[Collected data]
┌────────
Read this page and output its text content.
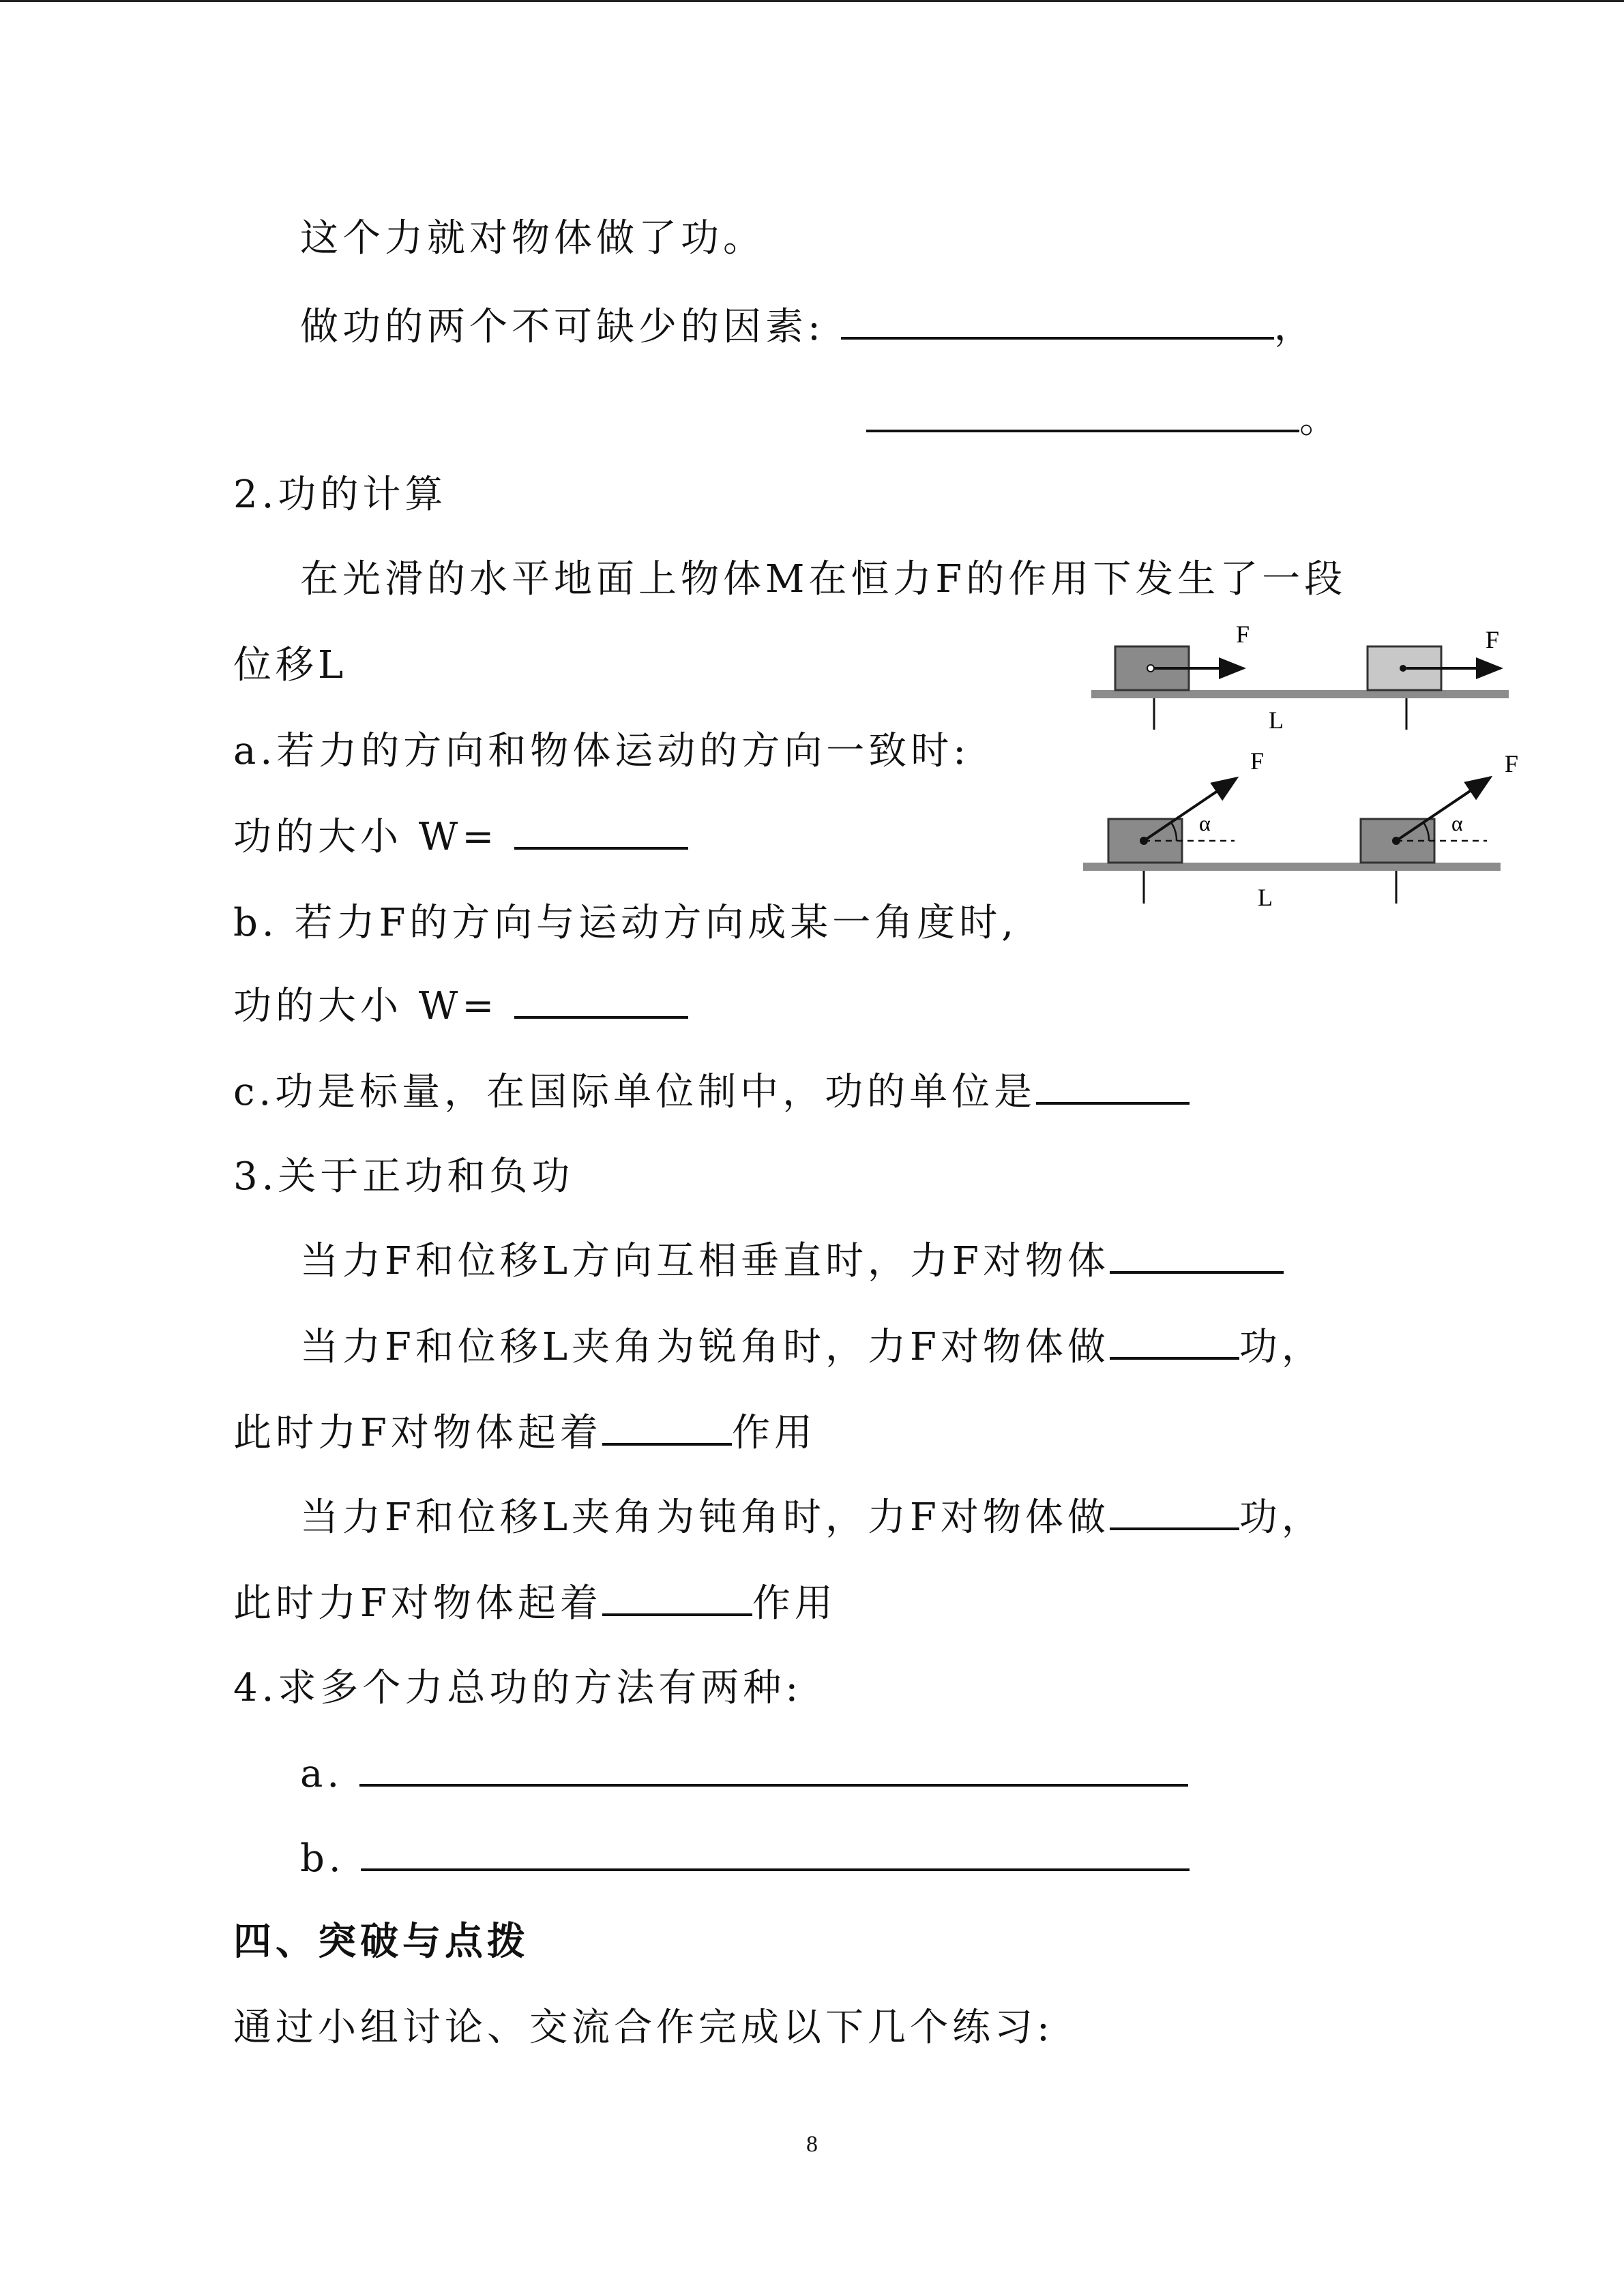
这个力就对物体做了功。
做功的两个不可缺少的因素:	，
。
2.功的计算
在光滑的水平地面上物体M在恒力F的作用下发生了一段
位移L
a.若力的方向和物体运动的方向一致时:
功的大小 W=
b. 若力F的方向与运动方向成某一角度时,
功的大小 W=
c.功是标量，在国际单位制中，功的单位是
3.关于正功和负功
当力F和位移L方向互相垂直时，力F对物体
当力F和位移L夹角为锐角时，力F对物体做	功，
此时力F对物体起着	作用
当力F和位移L夹角为钝角时，力F对物体做	功，
此时力F对物体起着	作用
4.求多个力总功的方法有两种:
a.
b.
四、突破与点拨
通过小组讨论、交流合作完成以下几个练习:
F	F
L
F	F
α	α
L
8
└────────
Each entry must be retyped word for word, with every image omitted.

Read this page and output its text content.
这个力就对物体做了功。
做功的两个不可缺少的因素:	，
。
2.功的计算
在光滑的水平地面上物体M在恒力F的作用下发生了一段
位移L
a.若力的方向和物体运动的方向一致时:
功的大小 W=
b. 若力F的方向与运动方向成某一角度时,
功的大小 W=
c.功是标量，在国际单位制中，功的单位是
3.关于正功和负功
当力F和位移L方向互相垂直时，力F对物体
当力F和位移L夹角为锐角时，力F对物体做	功，
此时力F对物体起着	作用
当力F和位移L夹角为钝角时，力F对物体做	功，
此时力F对物体起着	作用
4.求多个力总功的方法有两种:
a.
b.
四、突破与点拨
通过小组讨论、交流合作完成以下几个练习:
F	F
L
F	F
α	α
L
8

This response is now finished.